--- Begin ---

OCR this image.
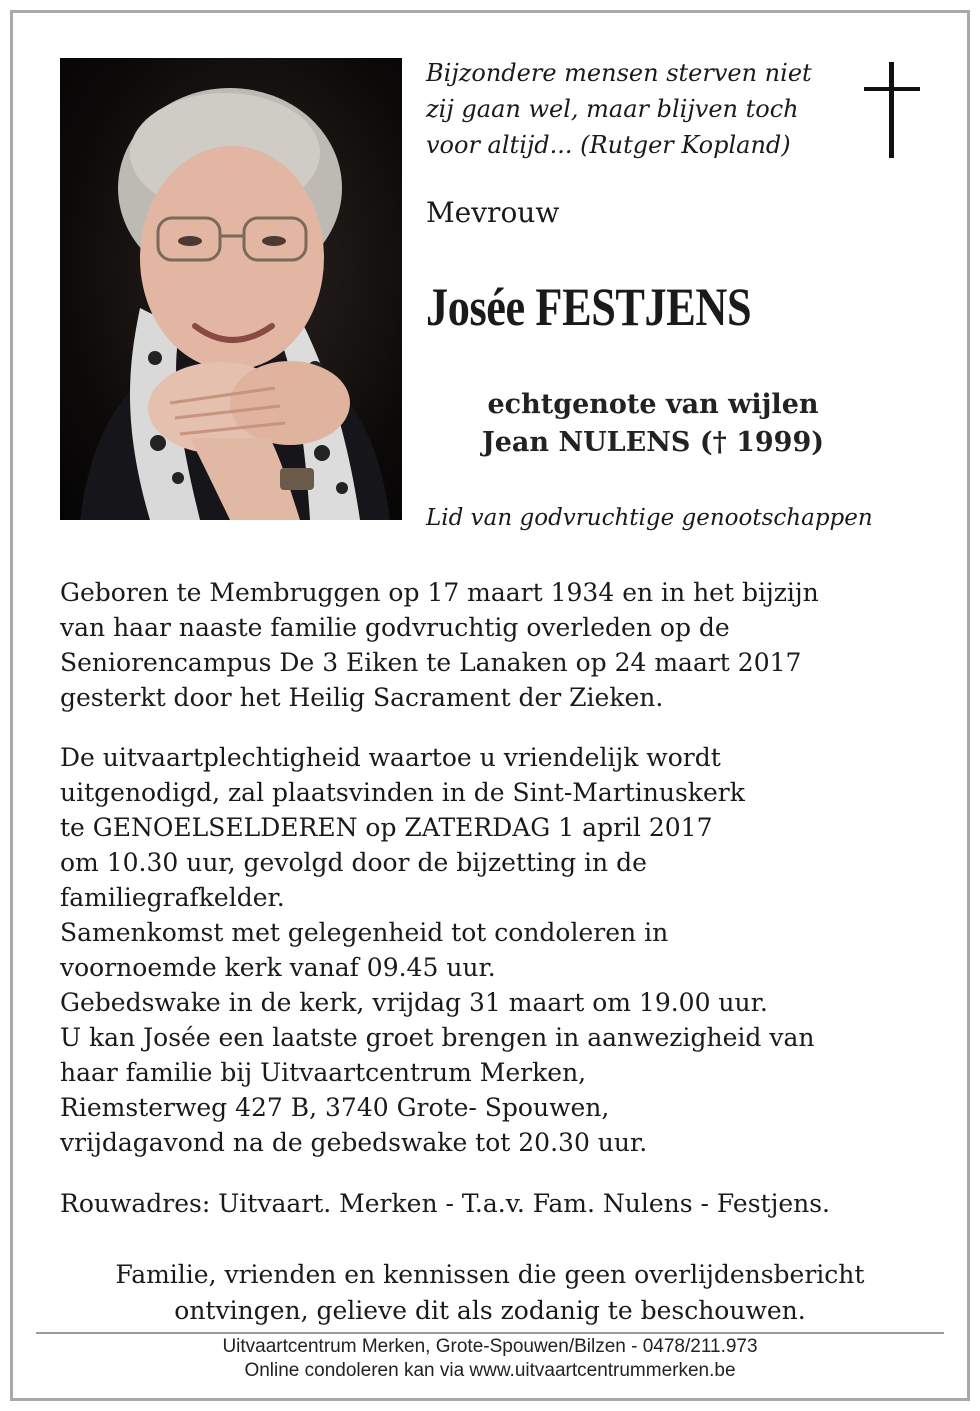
Bijzondere mensen sterven niet
zij gaan wel, maar blijven toch
voor altijd... (Rutger Kopland)
Mevrouw
Josée FESTJENS
echtgenote van wijlen
Jean NULENS († 1999)
Lid van godvruchtige genootschappen
Geboren te Membruggen op 17 maart 1934 en in het bijzijn
van haar naaste familie godvruchtig overleden op de
Seniorencampus De 3 Eiken te Lanaken op 24 maart 2017
gesterkt door het Heilig Sacrament der Zieken.
De uitvaartplechtigheid waartoe u vriendelijk wordt
uitgenodigd, zal plaatsvinden in de Sint-Martinuskerk
te GENOELSELDEREN op ZATERDAG 1 april 2017
om 10.30 uur, gevolgd door de bijzetting in de
familiegrafkelder.
Samenkomst met gelegenheid tot condoleren in
voornoemde kerk vanaf 09.45 uur.
Gebedswake in de kerk, vrijdag 31 maart om 19.00 uur.
U kan Josée een laatste groet brengen in aanwezigheid van
haar familie bij Uitvaartcentrum Merken,
Riemsterweg 427 B, 3740 Grote- Spouwen,
vrijdagavond na de gebedswake tot 20.30 uur.
Rouwadres: Uitvaart. Merken - T.a.v. Fam. Nulens - Festjens.
Familie, vrienden en kennissen die geen overlijdensbericht
ontvingen, gelieve dit als zodanig te beschouwen.
Uitvaartcentrum Merken, Grote-Spouwen/Bilzen - 0478/211.973
Online condoleren kan via www.uitvaartcentrummerken.be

--- End ---

=== The problem ===
Write down every line of the data above that includes the string "haar".

=== Response to the task ===
van haar naaste familie godvruchtig overleden op de
haar familie bij Uitvaartcentrum Merken,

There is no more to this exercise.